■ What needs to be done ■
Copy out, from the entries below, each line that holds the string "title".

[Start of Attachment]

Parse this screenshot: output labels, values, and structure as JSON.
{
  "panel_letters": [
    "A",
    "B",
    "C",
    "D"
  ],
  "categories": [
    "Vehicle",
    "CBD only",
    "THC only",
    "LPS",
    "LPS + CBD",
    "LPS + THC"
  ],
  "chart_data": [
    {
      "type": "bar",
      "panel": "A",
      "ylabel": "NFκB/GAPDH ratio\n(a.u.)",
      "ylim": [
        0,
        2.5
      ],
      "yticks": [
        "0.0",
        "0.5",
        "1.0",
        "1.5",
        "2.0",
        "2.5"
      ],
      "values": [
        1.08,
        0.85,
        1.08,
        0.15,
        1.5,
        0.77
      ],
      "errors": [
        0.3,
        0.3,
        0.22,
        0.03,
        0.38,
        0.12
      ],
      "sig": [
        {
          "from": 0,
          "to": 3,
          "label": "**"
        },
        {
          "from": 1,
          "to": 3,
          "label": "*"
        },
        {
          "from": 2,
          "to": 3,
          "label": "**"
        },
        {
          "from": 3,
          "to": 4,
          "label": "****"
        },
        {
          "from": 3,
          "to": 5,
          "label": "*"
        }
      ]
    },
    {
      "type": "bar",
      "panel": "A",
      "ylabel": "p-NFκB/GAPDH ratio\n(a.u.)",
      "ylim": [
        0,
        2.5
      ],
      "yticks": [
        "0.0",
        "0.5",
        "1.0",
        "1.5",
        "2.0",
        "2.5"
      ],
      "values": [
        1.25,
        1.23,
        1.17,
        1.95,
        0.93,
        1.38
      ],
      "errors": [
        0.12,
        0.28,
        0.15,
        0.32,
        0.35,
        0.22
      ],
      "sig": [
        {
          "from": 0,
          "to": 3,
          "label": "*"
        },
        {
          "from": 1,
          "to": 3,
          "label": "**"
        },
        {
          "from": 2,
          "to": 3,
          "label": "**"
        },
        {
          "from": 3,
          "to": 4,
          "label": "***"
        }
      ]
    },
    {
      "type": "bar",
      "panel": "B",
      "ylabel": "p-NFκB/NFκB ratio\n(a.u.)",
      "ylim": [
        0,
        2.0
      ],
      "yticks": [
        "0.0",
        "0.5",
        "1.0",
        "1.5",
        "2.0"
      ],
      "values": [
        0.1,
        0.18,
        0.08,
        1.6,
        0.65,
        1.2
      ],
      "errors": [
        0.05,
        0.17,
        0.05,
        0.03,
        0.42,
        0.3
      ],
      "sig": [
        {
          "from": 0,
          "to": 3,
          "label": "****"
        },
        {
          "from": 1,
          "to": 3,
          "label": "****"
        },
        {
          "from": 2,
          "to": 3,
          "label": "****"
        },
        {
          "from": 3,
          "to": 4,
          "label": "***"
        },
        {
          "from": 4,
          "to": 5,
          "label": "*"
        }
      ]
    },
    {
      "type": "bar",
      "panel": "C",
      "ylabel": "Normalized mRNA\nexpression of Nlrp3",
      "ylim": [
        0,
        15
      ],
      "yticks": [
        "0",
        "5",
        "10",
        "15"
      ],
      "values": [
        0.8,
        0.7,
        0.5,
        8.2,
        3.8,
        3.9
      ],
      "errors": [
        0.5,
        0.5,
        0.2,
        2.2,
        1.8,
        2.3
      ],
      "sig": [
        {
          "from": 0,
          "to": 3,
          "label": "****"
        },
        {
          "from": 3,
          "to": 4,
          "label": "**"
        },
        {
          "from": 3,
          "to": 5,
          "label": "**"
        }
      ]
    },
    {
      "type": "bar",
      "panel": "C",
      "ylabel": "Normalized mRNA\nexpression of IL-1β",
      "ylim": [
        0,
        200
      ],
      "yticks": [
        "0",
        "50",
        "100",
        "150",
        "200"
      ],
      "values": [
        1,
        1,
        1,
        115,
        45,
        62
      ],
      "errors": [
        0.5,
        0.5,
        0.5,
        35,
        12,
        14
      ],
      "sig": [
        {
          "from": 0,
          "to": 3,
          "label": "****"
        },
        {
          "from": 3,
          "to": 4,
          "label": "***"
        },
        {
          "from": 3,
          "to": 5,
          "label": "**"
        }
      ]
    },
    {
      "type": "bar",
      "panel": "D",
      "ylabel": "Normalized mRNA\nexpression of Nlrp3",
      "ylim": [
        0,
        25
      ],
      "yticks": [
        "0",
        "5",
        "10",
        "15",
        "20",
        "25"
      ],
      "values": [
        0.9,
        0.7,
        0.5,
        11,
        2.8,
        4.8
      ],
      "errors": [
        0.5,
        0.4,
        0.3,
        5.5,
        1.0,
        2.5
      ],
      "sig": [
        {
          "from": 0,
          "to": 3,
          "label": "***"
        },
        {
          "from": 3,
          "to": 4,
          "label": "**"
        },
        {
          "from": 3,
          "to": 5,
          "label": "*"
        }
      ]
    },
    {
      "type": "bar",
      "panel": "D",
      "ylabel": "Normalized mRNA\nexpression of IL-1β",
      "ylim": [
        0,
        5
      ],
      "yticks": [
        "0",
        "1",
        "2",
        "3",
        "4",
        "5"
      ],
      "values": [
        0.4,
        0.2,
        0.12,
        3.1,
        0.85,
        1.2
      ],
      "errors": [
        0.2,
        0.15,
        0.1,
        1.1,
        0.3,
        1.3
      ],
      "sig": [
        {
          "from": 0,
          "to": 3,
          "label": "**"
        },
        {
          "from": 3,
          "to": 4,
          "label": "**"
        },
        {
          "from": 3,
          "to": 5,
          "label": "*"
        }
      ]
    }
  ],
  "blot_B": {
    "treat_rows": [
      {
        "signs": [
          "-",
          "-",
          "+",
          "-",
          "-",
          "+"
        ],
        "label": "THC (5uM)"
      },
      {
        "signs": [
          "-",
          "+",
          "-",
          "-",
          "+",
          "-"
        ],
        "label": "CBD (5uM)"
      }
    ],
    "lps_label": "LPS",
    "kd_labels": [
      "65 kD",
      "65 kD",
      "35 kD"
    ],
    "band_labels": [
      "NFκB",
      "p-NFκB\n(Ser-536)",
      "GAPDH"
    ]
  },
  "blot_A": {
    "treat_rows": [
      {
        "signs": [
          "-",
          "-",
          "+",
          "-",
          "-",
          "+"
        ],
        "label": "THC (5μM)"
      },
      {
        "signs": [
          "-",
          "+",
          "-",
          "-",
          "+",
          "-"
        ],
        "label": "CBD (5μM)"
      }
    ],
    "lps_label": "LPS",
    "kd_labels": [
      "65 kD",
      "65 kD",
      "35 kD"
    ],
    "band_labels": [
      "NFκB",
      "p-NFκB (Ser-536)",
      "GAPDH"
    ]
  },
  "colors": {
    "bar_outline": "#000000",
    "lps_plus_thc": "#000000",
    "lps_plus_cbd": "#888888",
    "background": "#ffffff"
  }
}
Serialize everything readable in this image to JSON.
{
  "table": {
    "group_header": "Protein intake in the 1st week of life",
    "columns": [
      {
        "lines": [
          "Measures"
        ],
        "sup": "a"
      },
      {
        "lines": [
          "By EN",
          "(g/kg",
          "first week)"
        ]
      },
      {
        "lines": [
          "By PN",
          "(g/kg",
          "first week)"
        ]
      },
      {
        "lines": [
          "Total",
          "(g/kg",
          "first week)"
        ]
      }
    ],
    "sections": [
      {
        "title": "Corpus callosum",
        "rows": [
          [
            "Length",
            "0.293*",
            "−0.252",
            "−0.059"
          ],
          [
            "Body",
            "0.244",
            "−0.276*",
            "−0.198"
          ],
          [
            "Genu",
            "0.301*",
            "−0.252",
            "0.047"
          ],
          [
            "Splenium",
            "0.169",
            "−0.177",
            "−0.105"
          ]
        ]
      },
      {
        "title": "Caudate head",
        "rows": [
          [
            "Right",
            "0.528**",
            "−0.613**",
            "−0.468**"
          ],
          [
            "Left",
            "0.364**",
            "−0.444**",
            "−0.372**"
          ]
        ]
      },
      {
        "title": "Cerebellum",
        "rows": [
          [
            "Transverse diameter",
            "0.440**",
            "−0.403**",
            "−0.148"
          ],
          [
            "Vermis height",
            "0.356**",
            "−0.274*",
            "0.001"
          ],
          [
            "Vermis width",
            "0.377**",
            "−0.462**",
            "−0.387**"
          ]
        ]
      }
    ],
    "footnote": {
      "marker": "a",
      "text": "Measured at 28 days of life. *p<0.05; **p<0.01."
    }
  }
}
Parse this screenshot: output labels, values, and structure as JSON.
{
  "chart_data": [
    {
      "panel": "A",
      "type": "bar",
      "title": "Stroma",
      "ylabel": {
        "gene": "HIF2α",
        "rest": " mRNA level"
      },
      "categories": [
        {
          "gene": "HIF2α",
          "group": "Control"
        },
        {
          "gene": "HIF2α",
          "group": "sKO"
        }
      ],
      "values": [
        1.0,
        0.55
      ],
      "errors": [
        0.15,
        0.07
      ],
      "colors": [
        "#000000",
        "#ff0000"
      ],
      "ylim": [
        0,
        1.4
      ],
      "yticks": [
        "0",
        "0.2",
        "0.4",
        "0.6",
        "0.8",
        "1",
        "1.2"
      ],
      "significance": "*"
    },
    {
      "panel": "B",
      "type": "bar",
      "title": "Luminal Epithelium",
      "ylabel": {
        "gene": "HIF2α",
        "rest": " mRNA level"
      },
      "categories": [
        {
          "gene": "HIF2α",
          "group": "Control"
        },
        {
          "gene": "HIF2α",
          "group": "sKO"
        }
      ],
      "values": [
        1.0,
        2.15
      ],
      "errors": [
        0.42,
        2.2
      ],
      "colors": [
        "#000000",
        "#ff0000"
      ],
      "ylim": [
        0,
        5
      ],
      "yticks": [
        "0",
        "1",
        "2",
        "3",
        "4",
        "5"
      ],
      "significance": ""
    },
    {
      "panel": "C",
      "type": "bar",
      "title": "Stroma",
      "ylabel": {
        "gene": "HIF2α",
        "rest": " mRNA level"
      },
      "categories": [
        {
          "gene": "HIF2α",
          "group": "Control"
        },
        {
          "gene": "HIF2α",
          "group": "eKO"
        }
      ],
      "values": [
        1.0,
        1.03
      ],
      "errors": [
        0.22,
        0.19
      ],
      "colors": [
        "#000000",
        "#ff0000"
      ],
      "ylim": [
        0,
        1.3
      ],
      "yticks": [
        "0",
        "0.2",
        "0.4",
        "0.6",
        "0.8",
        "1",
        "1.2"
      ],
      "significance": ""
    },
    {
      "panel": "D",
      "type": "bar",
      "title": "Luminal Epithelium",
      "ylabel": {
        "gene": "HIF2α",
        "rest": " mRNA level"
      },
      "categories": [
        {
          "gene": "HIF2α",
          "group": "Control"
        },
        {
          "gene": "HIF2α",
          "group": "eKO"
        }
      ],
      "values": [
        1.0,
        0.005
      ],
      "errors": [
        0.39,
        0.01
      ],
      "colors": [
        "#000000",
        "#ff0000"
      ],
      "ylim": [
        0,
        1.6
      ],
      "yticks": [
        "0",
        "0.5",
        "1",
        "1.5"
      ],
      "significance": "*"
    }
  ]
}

[End of Attachment]

■ Exercise output ■
        "title": "Corpus callosum",
        "title": "Caudate head",
        "title": "Cerebellum",
      "title": "Stroma",
      "title": "Luminal Epithelium",
      "title": "Stroma",
      "title": "Luminal Epithelium",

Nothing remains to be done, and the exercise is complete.